• Source extract:
+--
$|\cos(z)|\leq e^{|z|}$ Problem is proving inequality for all $z \in \mathbb{C}$
$$|\cos(z)|\leq e^{|z|}$$
My attempt:

We know $$|\cos(z)|=|\frac{e^{iz}+e^{-iz}}{2}|\leq |\frac{e^{iz}}{2}|+ |\frac{e^{-iz}}{2}|$$
$$|e^{iz}|=|e^{i(x+iy)}|=|e^{(xi-y)}|=|\frac{e^{xi}}{e^y}|=\frac{1}{e^y}.$$
By analog claim we can conclude $|e^{-iz}|=e^y.$
So we can $$|\cos(z)|< |\frac{1}{2}[\frac{1}{e^y}| + |e^y|]$$
$$\frac{1}{2}[\frac{1}{e^y}| + |e^y|] \leq e^{\sqrt{x^2+y^2}}$$
But if I put $x=0$. I have problem with this inequality.
+--
• Exercise instructions:
1. In the forum post about proving the cosine inequality, at what value of x does the poster run into a problem?
2. Write the next part of the forum post about proving the cosine inequality, picking up after its final sentence.
You can complete the work without the entries.

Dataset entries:
+--
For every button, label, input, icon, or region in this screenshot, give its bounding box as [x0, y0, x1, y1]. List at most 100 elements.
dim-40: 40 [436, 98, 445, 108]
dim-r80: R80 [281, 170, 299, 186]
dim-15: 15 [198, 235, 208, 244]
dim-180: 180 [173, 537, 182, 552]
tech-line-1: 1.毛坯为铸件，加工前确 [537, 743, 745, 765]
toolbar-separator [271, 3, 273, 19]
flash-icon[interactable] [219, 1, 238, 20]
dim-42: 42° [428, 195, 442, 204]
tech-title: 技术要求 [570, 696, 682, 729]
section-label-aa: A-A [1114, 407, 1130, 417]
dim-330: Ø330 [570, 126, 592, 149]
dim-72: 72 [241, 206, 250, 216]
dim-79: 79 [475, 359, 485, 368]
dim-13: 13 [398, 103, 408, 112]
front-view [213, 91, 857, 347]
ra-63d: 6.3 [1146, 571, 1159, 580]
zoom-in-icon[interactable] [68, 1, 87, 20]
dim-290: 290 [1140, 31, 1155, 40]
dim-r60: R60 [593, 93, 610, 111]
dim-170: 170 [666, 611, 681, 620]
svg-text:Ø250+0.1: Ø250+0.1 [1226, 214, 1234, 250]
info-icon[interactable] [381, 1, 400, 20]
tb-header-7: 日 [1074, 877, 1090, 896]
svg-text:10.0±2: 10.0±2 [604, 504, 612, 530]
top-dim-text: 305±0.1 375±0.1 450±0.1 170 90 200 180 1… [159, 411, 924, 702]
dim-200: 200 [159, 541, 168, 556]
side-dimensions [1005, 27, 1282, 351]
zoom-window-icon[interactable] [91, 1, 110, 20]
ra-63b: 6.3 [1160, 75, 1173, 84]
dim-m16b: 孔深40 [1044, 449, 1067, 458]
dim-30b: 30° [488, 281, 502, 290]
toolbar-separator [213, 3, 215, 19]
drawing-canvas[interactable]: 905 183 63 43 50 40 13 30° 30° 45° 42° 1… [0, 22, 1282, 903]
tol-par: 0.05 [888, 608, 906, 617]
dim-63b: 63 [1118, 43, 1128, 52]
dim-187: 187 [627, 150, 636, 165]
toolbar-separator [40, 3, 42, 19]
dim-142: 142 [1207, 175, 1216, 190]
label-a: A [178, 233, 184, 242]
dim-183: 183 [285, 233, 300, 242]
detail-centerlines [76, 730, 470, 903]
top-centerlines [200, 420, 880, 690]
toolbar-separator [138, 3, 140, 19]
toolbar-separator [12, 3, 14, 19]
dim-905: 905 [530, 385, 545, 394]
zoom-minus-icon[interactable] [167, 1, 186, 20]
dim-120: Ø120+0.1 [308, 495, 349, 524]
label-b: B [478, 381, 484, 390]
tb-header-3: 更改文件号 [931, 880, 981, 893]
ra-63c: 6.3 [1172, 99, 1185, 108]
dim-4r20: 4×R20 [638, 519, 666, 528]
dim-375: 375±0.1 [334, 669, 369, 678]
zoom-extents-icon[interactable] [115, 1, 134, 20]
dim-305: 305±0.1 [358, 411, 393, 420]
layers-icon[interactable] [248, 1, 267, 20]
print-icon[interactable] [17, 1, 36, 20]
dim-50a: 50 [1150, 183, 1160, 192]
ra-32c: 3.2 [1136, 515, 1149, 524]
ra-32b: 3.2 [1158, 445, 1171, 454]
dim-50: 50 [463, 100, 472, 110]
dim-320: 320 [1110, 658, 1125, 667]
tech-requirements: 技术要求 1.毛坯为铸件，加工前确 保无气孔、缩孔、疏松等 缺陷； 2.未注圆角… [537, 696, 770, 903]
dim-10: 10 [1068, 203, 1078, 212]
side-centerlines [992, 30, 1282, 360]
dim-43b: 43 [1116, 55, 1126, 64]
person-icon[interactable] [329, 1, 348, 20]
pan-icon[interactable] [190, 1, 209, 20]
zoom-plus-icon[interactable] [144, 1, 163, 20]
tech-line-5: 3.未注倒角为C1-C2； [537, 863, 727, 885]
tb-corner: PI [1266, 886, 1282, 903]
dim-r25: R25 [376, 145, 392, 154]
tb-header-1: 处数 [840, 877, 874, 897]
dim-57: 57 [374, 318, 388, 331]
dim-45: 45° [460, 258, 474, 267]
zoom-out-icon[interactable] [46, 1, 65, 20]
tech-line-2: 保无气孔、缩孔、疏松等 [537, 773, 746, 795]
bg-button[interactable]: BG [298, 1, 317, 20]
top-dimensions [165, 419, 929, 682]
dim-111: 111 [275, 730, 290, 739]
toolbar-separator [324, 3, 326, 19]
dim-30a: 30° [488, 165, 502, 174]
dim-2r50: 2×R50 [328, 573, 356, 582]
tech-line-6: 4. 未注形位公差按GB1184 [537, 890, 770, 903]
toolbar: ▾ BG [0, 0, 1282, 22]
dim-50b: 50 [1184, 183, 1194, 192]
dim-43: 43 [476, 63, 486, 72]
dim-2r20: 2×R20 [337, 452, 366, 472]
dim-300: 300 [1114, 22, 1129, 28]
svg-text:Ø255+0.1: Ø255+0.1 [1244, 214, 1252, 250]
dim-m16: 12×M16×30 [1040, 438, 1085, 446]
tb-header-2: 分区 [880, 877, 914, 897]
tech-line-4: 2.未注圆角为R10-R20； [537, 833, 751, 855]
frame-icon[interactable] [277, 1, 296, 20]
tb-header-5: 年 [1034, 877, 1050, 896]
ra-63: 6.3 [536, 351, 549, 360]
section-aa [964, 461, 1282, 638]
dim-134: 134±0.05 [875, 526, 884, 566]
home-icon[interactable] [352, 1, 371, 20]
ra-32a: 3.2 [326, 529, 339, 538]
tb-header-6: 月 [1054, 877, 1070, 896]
+--
• Answers given:
1. At x = 0.

2.
 A: Note that\begin{align}(\forall z\in\mathbb C):\bigl\lvert\cos(z)\bigr\rvert&=\left\lvert1-\frac{z^2}{2!}+\frac{z^4}{4!}-\frac{z^6}{6!}+\cdots\right\rvert\\&\leqslant1+\frac{\lvert z\rvert^2}{2!}+\frac{\lvert z\rvert^4}{4!}+\frac{\lvert z\rvert^6}{6!}+\cdots\\&\leqslant1+\lvert z\rvert+\frac{\lvert z\rvert^2}{2!}+\frac{\lvert z\rvert^3}{3!}+\frac{\lvert z\rvert^4}{4}+\cdots\\&=e^{\lvert z\rvert}.\end{align}
A: For any $z = x + iy\in \mathbb{C}$, we have
$$
|e^{z}| = |e^{x+iy}| = e^{x} \leq e^{\sqrt{x^{2} + y^{2}}} = e^{|z|}
$$
so
$$
|\cos(z)| \leq \frac{1}{2} e^{|iz|} + \frac{1}{2} e^{|-iz|} = e^{|z|}.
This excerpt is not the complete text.